Stored entries:

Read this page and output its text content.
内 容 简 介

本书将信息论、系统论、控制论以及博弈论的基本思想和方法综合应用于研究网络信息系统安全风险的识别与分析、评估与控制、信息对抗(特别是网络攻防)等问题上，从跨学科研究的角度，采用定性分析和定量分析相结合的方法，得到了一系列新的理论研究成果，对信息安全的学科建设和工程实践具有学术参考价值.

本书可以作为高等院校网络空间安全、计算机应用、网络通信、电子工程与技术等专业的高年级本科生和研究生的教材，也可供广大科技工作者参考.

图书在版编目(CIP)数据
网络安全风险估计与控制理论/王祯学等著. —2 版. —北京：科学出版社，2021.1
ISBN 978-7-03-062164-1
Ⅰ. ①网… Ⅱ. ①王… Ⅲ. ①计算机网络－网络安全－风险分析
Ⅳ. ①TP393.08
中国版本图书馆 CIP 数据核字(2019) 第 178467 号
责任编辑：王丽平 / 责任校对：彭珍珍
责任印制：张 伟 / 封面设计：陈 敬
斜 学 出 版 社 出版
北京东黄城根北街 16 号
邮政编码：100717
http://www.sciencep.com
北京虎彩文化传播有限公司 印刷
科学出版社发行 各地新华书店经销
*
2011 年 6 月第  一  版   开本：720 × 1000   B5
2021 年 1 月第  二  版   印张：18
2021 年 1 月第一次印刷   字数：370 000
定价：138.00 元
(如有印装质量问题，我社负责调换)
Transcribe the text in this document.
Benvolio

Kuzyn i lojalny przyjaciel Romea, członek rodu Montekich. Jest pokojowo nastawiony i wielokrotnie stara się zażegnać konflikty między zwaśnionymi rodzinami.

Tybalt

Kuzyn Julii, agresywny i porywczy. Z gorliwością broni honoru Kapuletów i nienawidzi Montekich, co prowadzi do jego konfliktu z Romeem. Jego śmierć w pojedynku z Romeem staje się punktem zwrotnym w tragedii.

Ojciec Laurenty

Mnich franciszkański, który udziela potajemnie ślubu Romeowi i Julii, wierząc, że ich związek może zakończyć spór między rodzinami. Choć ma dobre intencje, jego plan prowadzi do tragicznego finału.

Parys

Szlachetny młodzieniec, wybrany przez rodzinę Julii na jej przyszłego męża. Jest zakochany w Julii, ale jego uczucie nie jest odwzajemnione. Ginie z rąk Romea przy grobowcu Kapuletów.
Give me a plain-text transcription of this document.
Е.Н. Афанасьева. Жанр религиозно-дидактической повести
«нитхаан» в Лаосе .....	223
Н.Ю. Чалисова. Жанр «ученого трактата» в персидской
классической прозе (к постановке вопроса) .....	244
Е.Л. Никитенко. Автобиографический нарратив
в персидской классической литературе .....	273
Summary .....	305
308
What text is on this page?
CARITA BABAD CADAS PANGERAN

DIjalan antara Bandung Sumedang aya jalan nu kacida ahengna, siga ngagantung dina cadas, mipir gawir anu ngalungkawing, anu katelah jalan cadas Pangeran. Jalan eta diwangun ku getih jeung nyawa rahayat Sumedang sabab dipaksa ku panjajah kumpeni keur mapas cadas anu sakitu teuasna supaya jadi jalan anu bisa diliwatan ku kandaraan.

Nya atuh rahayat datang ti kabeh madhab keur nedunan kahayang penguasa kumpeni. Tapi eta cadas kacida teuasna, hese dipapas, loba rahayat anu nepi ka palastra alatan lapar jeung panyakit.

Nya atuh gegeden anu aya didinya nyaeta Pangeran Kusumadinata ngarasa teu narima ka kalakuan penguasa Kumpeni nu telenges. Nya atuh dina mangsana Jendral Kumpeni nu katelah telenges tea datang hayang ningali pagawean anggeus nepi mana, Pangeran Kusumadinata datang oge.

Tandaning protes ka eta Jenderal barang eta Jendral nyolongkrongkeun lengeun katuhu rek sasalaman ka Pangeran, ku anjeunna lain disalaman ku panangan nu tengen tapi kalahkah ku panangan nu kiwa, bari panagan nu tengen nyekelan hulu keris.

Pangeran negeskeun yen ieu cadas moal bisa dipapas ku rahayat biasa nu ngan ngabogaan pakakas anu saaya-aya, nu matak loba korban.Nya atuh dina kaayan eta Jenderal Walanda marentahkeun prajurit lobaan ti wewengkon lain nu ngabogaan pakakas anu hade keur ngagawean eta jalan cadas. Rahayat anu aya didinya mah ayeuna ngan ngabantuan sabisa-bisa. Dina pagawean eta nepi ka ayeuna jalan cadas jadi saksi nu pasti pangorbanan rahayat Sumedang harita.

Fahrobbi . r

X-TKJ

**REQUIRED TASK:** In the material above, show every line where the word "Жанр" turns up.

**WRITTEN RESPONSE:**
Е.Н. Афанасьева. Жанр религиозно-дидактической повести
Н.Ю. Чалисова. Жанр «ученого трактата» в персидской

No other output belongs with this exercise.